§ **Available records**:
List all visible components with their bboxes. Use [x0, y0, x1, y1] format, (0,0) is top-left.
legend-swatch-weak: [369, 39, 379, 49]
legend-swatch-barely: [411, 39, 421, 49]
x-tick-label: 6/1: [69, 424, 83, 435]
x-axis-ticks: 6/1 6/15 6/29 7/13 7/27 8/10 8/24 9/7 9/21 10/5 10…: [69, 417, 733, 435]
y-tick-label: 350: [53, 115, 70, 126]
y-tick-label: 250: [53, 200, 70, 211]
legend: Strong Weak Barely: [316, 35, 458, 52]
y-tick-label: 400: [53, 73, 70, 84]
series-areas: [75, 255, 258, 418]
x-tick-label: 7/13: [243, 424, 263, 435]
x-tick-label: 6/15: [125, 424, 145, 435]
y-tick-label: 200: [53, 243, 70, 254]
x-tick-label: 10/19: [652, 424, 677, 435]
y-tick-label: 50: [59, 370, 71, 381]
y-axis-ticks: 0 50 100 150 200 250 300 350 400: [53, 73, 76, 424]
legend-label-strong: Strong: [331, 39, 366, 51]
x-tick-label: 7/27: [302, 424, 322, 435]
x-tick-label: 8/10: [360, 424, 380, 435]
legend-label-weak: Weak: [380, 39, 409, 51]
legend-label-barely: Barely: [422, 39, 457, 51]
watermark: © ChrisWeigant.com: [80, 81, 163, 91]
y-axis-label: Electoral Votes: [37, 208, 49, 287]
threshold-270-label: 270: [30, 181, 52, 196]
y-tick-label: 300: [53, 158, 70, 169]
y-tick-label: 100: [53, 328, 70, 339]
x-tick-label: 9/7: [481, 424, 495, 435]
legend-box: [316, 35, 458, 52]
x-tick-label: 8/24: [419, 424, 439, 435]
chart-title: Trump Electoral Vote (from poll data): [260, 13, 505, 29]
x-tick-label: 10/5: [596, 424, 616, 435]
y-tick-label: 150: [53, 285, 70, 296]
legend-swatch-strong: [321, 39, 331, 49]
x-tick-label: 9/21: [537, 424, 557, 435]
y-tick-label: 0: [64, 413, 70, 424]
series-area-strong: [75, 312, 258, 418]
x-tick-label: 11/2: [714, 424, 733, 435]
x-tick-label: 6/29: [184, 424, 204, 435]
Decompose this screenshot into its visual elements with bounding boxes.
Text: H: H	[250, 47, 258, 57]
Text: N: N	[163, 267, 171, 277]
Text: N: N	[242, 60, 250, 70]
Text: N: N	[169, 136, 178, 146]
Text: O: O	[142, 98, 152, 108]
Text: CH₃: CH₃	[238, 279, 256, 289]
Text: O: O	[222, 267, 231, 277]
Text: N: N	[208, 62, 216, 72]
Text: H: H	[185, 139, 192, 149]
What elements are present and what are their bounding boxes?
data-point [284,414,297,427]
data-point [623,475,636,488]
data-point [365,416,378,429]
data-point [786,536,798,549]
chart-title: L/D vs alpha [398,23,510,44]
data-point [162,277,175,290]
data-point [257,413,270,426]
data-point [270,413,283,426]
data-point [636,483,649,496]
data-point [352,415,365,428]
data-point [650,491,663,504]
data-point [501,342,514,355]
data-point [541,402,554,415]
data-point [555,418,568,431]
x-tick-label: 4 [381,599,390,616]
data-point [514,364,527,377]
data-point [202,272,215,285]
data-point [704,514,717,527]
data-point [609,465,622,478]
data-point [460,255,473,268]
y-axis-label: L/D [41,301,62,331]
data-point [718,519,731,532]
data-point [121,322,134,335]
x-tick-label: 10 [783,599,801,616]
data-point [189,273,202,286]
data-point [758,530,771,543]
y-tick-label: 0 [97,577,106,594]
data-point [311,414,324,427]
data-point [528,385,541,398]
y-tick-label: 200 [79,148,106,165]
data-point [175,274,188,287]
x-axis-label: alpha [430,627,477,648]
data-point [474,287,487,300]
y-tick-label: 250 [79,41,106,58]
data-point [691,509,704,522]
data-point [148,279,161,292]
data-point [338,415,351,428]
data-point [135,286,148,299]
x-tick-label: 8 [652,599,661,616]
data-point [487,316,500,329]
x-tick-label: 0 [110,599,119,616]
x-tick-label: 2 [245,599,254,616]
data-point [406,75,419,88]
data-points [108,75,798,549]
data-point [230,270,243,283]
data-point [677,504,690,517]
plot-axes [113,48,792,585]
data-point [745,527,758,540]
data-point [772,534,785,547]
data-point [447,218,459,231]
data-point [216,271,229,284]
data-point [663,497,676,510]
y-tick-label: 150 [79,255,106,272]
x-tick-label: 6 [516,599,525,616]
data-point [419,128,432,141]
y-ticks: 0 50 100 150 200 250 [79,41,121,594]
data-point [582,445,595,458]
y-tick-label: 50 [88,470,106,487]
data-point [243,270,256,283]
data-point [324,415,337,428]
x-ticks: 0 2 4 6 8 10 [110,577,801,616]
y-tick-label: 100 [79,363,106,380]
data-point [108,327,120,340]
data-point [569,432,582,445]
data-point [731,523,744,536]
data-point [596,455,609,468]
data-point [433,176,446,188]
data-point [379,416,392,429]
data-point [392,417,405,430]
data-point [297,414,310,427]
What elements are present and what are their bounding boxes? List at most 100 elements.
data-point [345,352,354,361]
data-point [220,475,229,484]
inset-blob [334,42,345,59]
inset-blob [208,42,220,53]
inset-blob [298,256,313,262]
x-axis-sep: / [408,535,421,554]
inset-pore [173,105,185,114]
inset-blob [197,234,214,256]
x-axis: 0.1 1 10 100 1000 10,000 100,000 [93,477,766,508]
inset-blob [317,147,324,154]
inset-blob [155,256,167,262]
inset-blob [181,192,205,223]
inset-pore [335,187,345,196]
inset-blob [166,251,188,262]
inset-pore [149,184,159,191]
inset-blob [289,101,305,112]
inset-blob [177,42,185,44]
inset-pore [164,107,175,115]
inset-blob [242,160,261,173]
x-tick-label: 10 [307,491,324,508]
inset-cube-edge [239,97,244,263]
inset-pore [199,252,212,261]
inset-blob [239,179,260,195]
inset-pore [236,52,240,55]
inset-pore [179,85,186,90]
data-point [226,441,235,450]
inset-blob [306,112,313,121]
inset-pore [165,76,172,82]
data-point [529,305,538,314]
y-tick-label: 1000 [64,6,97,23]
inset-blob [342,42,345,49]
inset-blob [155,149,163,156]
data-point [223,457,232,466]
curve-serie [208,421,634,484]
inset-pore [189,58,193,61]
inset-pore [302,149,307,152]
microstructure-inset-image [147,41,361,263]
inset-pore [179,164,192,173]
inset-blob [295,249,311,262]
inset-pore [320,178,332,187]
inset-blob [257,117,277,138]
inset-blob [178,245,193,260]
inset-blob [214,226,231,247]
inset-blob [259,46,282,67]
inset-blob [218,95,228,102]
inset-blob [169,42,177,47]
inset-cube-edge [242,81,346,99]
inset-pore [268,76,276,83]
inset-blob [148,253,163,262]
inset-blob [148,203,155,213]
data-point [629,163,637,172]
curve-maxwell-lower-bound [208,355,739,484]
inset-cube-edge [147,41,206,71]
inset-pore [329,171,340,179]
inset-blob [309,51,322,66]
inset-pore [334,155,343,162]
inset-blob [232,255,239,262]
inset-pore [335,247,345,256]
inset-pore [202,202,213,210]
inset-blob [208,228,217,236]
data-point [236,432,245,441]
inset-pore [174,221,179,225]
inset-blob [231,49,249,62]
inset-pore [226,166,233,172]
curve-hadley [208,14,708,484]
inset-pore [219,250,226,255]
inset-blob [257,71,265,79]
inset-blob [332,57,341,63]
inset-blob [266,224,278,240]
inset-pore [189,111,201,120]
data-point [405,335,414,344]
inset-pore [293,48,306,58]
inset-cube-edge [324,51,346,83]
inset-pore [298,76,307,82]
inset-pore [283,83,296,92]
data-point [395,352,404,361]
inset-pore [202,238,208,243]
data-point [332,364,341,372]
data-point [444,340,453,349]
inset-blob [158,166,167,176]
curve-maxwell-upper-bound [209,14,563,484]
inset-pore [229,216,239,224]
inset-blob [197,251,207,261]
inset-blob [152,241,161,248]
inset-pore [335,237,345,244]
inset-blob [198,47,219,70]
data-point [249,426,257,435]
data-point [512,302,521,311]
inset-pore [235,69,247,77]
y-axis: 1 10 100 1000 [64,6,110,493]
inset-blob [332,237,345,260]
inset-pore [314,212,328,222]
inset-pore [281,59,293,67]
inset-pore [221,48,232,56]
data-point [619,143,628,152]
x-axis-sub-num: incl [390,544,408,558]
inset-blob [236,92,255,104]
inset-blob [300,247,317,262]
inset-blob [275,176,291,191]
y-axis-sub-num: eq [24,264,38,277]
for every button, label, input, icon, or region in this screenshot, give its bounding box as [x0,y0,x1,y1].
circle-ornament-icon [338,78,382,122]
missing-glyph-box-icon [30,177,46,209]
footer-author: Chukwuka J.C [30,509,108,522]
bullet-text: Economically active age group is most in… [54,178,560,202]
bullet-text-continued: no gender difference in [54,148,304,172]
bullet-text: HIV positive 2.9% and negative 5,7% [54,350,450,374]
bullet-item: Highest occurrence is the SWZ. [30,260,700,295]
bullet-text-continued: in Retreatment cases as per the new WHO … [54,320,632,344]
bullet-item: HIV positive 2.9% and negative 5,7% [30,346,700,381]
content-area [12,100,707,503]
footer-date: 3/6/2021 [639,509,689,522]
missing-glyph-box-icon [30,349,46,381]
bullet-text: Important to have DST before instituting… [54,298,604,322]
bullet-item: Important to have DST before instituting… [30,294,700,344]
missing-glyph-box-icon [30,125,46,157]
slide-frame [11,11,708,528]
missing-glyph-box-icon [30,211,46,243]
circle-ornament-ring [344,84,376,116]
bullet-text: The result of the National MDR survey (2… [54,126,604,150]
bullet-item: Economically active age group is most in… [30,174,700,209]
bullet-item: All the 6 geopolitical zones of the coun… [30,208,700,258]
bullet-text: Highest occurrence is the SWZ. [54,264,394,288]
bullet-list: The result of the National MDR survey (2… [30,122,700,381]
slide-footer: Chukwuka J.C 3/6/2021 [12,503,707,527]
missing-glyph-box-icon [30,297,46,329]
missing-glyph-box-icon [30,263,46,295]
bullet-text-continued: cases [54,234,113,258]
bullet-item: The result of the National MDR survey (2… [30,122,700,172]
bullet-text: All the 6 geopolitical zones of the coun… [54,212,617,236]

§ **To do**: Extract every line in the records above that contains the string "footer".

§ **Result of this exercise**:
footer-author: Chukwuka J.C [30,509,108,522]
footer-date: 3/6/2021 [639,509,689,522]
slide-footer: Chukwuka J.C 3/6/2021 [12,503,707,527]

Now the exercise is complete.